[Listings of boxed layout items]
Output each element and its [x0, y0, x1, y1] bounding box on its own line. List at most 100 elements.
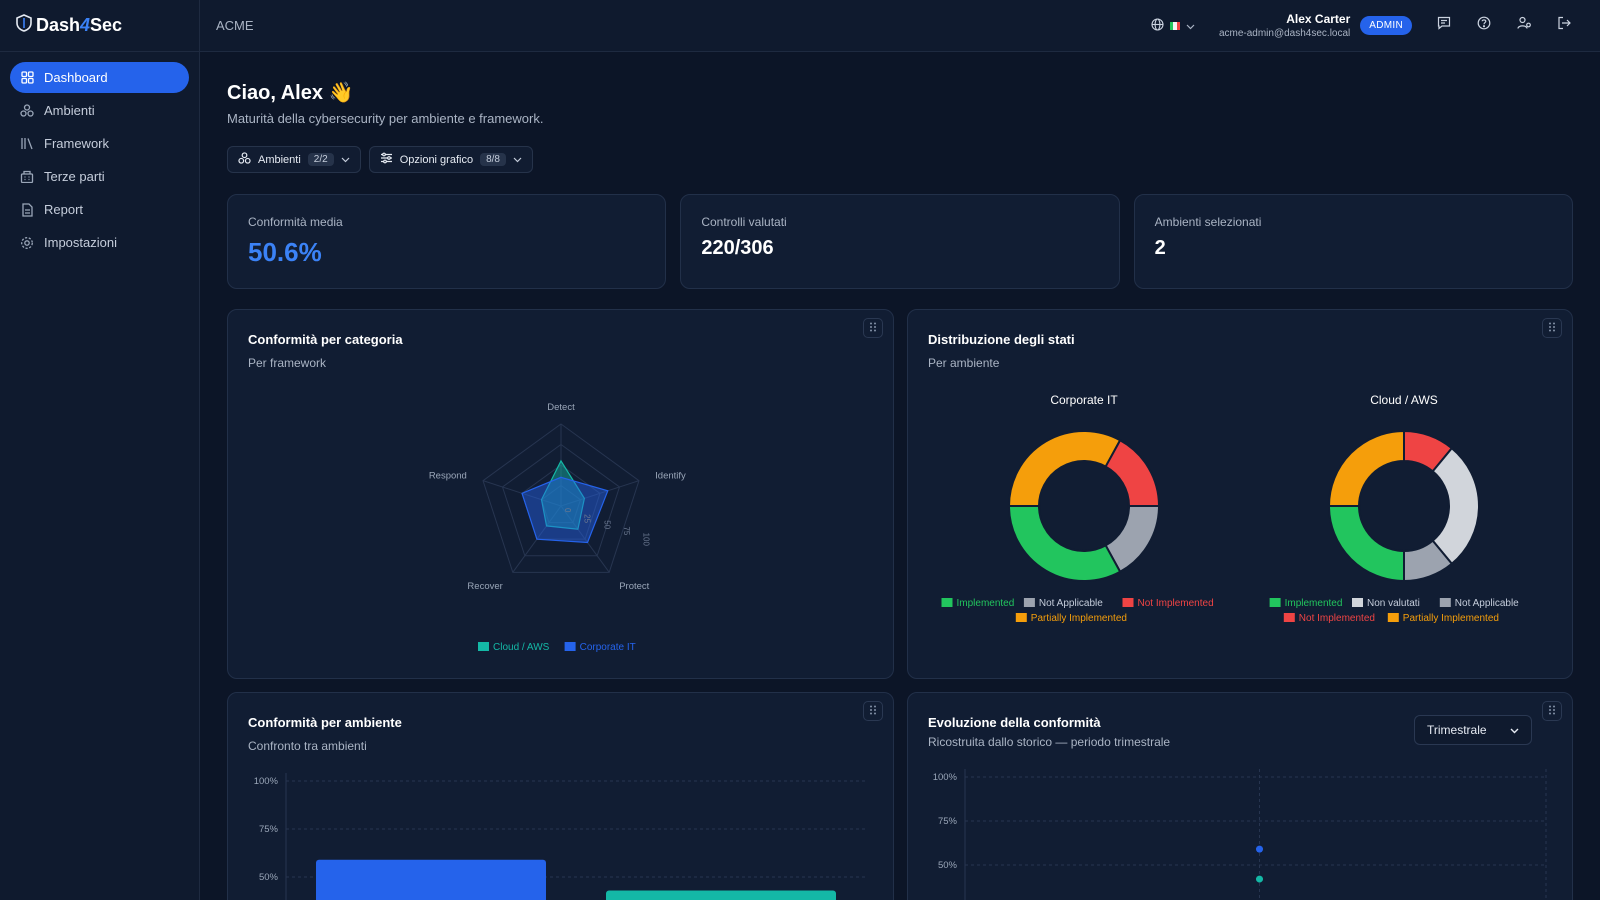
legend-label: Non valutati — [1367, 598, 1420, 609]
legend-swatch — [1352, 598, 1363, 607]
page-title: Ciao, Alex 👋 — [227, 82, 354, 104]
bar-corporate-it — [316, 859, 546, 900]
sidebar: Dash4Sec Dashboard Ambienti Framework Te… — [0, 0, 200, 900]
environment-compliance-card: Conformità per ambiente Confronto tra am… — [227, 692, 894, 900]
period-select[interactable]: Trimestrale — [1414, 715, 1532, 745]
donut-charts: Corporate IT Implemented Not Applicable Not… — [941, 393, 1519, 624]
radar-tick-label: 25 — [583, 514, 592, 523]
legend-swatch — [564, 642, 576, 651]
radar-grid-ring — [482, 423, 640, 573]
user-email: acme-admin@dash4sec.local — [1218, 28, 1351, 39]
legend-label: Not Applicable — [1455, 598, 1519, 609]
radar-series-cloud-aws — [540, 459, 586, 530]
y-tick-label: 100% — [933, 772, 958, 783]
role-badge: ADMIN — [1360, 16, 1412, 35]
drag-handle[interactable] — [1542, 318, 1562, 338]
y-tick-label: 50% — [938, 860, 958, 871]
drag-handle[interactable] — [863, 701, 883, 721]
y-tick-label: 75% — [259, 824, 279, 835]
account-button[interactable] — [1504, 6, 1544, 46]
drag-handle[interactable] — [863, 318, 883, 338]
bar-chart: 100% 75% 50% — [254, 773, 866, 900]
drag-dots-icon — [869, 702, 877, 720]
legend-label: Partially Implemented — [1031, 613, 1127, 624]
organization-name: ACME — [216, 18, 254, 33]
radar-grid-ring — [540, 484, 582, 524]
cluster-icon — [238, 152, 251, 167]
card-subtitle: Confronto tra ambienti — [248, 739, 367, 753]
card-subtitle: Per framework — [248, 356, 327, 370]
filter-count: 2/2 — [307, 153, 334, 166]
shield-icon — [16, 14, 32, 37]
sidebar-item-label: Report — [44, 202, 84, 217]
sidebar-item-terze-parti[interactable]: Terze parti — [10, 161, 189, 192]
sidebar-item-ambienti[interactable]: Ambienti — [10, 95, 189, 126]
legend-swatch — [1387, 613, 1399, 622]
user-settings-icon — [1516, 16, 1532, 35]
stat-label: Controlli valutati — [701, 215, 787, 229]
sidebar-item-impostazioni[interactable]: Impostazioni — [10, 227, 189, 258]
help-icon — [1477, 16, 1491, 35]
radar-chart-card: Conformità per categoria Per framework 0… — [227, 309, 894, 679]
legend-swatch — [1283, 613, 1295, 622]
card-subtitle: Per ambiente — [928, 356, 1000, 370]
legend-label: Corporate IT — [580, 642, 636, 653]
trend-point-corporate-it — [1256, 845, 1263, 853]
user-name: Alex Carter — [1286, 12, 1351, 26]
drag-handle[interactable] — [1542, 701, 1562, 721]
sidebar-item-dashboard[interactable]: Dashboard — [10, 62, 189, 93]
filter-label: Opzioni grafico — [399, 153, 474, 166]
legend-swatch — [941, 598, 953, 607]
donut-title: Cloud / AWS — [1370, 393, 1438, 407]
radar-tick-label: 0 — [563, 508, 572, 513]
trend-point-cloud-aws — [1256, 875, 1263, 883]
y-tick-label: 50% — [259, 872, 279, 883]
radar-tick-label: 50 — [602, 520, 611, 529]
sliders-icon — [380, 152, 393, 167]
stat-value: 2 — [1154, 237, 1166, 259]
donut-slice-not-implemented — [1104, 438, 1161, 507]
chevron-down-icon — [1186, 19, 1195, 33]
legend-label: Not Applicable — [1039, 598, 1103, 609]
brand-logo[interactable]: Dash4Sec — [0, 0, 199, 52]
stats-row: Conformità media 50.6% Controlli valutat… — [227, 194, 1573, 289]
environments-filter[interactable]: Ambienti 2/2 — [227, 146, 361, 173]
chevron-down-icon — [513, 154, 522, 166]
card-title: Distribuzione degli stati — [928, 332, 1075, 347]
status-distribution-card: Distribuzione degli stati Per ambiente C… — [907, 309, 1573, 679]
chevron-down-icon — [1510, 723, 1519, 737]
legend-swatch — [1023, 598, 1035, 607]
filter-label: Ambienti — [258, 153, 301, 166]
cluster-icon — [20, 104, 34, 118]
radar-series-corporate-it — [521, 476, 609, 544]
legend-label: Not Implemented — [1138, 598, 1214, 609]
language-selector[interactable] — [1151, 17, 1195, 34]
help-button[interactable] — [1464, 6, 1504, 46]
messages-button[interactable] — [1424, 6, 1464, 46]
message-icon — [1437, 16, 1451, 35]
sidebar-item-label: Terze parti — [44, 169, 105, 184]
chart-options-filter[interactable]: Opzioni grafico 8/8 — [368, 146, 533, 173]
radar-axis-label: Identify — [655, 470, 686, 481]
donut-slice-implemented — [1007, 505, 1122, 582]
radar-axis-label: Respond — [429, 470, 467, 481]
stat-label: Conformità media — [248, 215, 343, 229]
building-icon — [20, 170, 34, 184]
card-title: Conformità per categoria — [248, 332, 403, 347]
globe-icon — [1151, 17, 1164, 34]
y-tick-label: 100% — [254, 776, 279, 787]
legend-label: Implemented — [1285, 598, 1343, 609]
sidebar-item-label: Impostazioni — [44, 235, 117, 250]
donut-slice-implemented — [1327, 505, 1405, 583]
legend-label: Cloud / AWS — [493, 642, 550, 653]
period-select-value: Trimestrale — [1427, 723, 1487, 737]
library-icon — [20, 137, 34, 151]
radar-axis-label: Detect — [547, 402, 575, 413]
donut-title: Corporate IT — [1050, 393, 1118, 407]
logout-button[interactable] — [1544, 6, 1584, 46]
chevron-down-icon — [341, 154, 350, 166]
sidebar-item-framework[interactable]: Framework — [10, 128, 189, 159]
sidebar-item-report[interactable]: Report — [10, 194, 189, 225]
sidebar-nav: Dashboard Ambienti Framework Terze parti… — [0, 52, 199, 270]
stat-card-controls-evaluated: Controlli valutati 220/306 — [680, 194, 1120, 289]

● Instruction:
Copy every line of the rows above word for word, leaving out the pictures.

● Response for this exercise:
Output each element and its [x0, y0, x1, y1] bounding box on its own line. List at most 100 elements.
legend-label: Non valutati — [1367, 598, 1420, 609]
legend-swatch — [1352, 598, 1363, 607]
page-title: Ciao, Alex 👋 — [227, 82, 354, 104]
bar-corporate-it — [316, 859, 546, 900]
sidebar: Dash4Sec Dashboard Ambienti Framework Te… — [0, 0, 200, 900]
environment-compliance-card: Conformità per ambiente Confronto tra am… — [227, 692, 894, 900]
period-select[interactable]: Trimestrale — [1414, 715, 1532, 745]
donut-charts: Corporate IT Implemented Not Applicable Not… — [941, 393, 1519, 624]
radar-tick-label: 25 — [583, 514, 592, 523]
legend-swatch — [564, 642, 576, 651]
radar-grid-ring — [482, 423, 640, 573]
user-email: acme-admin@dash4sec.local — [1218, 28, 1351, 39]
legend-label: Not Applicable — [1455, 598, 1519, 609]
radar-series-cloud-aws — [540, 459, 586, 530]
y-tick-label: 100% — [933, 772, 958, 783]
role-badge: ADMIN — [1360, 16, 1412, 35]
drag-handle[interactable] — [1542, 318, 1562, 338]
y-tick-label: 50% — [938, 860, 958, 871]
drag-handle[interactable] — [863, 701, 883, 721]
y-tick-label: 75% — [259, 824, 279, 835]
account-button[interactable] — [1504, 6, 1544, 46]
drag-handle[interactable] — [863, 318, 883, 338]
bar-chart: 100% 75% 50% — [254, 773, 866, 900]
drag-dots-icon — [869, 702, 877, 720]
legend-label: Partially Implemented — [1031, 613, 1127, 624]
organization-name: ACME — [216, 18, 254, 33]
radar-grid-ring — [540, 484, 582, 524]
cluster-icon — [238, 152, 251, 167]
card-subtitle: Confronto tra ambienti — [248, 739, 367, 753]
card-subtitle: Per framework — [248, 356, 327, 370]
filter-count: 2/2 — [307, 153, 334, 166]
shield-icon — [16, 14, 32, 37]
sidebar-item-label: Report — [44, 202, 84, 217]
sidebar-item-terze-parti[interactable]: Terze parti — [10, 161, 189, 192]
sidebar-item-ambienti[interactable]: Ambienti — [10, 95, 189, 126]
legend-swatch — [1387, 613, 1399, 622]
user-settings-icon — [1516, 16, 1532, 35]
stat-label: Controlli valutati — [701, 215, 787, 229]
sidebar-item-impostazioni[interactable]: Impostazioni — [10, 227, 189, 258]
help-icon — [1477, 16, 1491, 35]
radar-chart-card: Conformità per categoria Per framework 0… — [227, 309, 894, 679]
legend-swatch — [1283, 613, 1295, 622]
card-subtitle: Per ambiente — [928, 356, 1000, 370]
legend-label: Corporate IT — [580, 642, 636, 653]
trend-point-corporate-it — [1256, 845, 1263, 853]
user-name: Alex Carter — [1286, 12, 1351, 26]
drag-handle[interactable] — [1542, 701, 1562, 721]
sidebar-item-dashboard[interactable]: Dashboard — [10, 62, 189, 93]
filter-label: Opzioni grafico — [399, 153, 474, 166]
legend-swatch — [941, 598, 953, 607]
donut-title: Cloud / AWS — [1370, 393, 1438, 407]
radar-tick-label: 0 — [563, 508, 572, 513]
trend-point-cloud-aws — [1256, 875, 1263, 883]
y-tick-label: 50% — [259, 872, 279, 883]
radar-tick-label: 50 — [602, 520, 611, 529]
sliders-icon — [380, 152, 393, 167]
stat-value: 2 — [1154, 237, 1166, 259]
donut-slice-not-implemented — [1104, 438, 1161, 507]
chevron-down-icon — [1186, 19, 1195, 33]
legend-label: Not Applicable — [1039, 598, 1103, 609]
brand-logo[interactable]: Dash4Sec — [0, 0, 199, 52]
stats-row: Conformità media 50.6% Controlli valutat… — [227, 194, 1573, 289]
environments-filter[interactable]: Ambienti 2/2 — [227, 146, 361, 173]
chevron-down-icon — [513, 154, 522, 166]
card-title: Distribuzione degli stati — [928, 332, 1075, 347]
status-distribution-card: Distribuzione degli stati Per ambiente C… — [907, 309, 1573, 679]
chevron-down-icon — [1510, 723, 1519, 737]
legend-swatch — [1023, 598, 1035, 607]
filter-label: Ambienti — [258, 153, 301, 166]
cluster-icon — [20, 104, 34, 118]
radar-series-corporate-it — [521, 476, 609, 544]
legend-label: Not Implemented — [1138, 598, 1214, 609]
language-selector[interactable] — [1151, 17, 1195, 34]
help-button[interactable] — [1464, 6, 1504, 46]
messages-button[interactable] — [1424, 6, 1464, 46]
message-icon — [1437, 16, 1451, 35]
sidebar-item-label: Terze parti — [44, 169, 105, 184]
chart-options-filter[interactable]: Opzioni grafico 8/8 — [368, 146, 533, 173]
radar-axis-label: Identify — [655, 470, 686, 481]
donut-slice-implemented — [1007, 505, 1122, 582]
radar-axis-label: Respond — [429, 470, 467, 481]
stat-label: Conformità media — [248, 215, 343, 229]
building-icon — [20, 170, 34, 184]
card-title: Conformità per categoria — [248, 332, 403, 347]
globe-icon — [1151, 17, 1164, 34]
y-tick-label: 100% — [254, 776, 279, 787]
legend-label: Implemented — [1285, 598, 1343, 609]
sidebar-item-label: Impostazioni — [44, 235, 117, 250]
donut-slice-implemented — [1327, 505, 1405, 583]
legend-label: Cloud / AWS — [493, 642, 550, 653]
period-select-value: Trimestrale — [1427, 723, 1487, 737]
library-icon — [20, 137, 34, 151]
radar-axis-label: Detect — [547, 402, 575, 413]
donut-title: Corporate IT — [1050, 393, 1118, 407]
logout-button[interactable] — [1544, 6, 1584, 46]
chevron-down-icon — [341, 154, 350, 166]
sidebar-item-framework[interactable]: Framework — [10, 128, 189, 159]
sidebar-item-report[interactable]: Report — [10, 194, 189, 225]
sidebar-nav: Dashboard Ambienti Framework Terze parti… — [0, 52, 199, 270]
stat-card-controls-evaluated: Controlli valutati 220/306 — [680, 194, 1120, 289]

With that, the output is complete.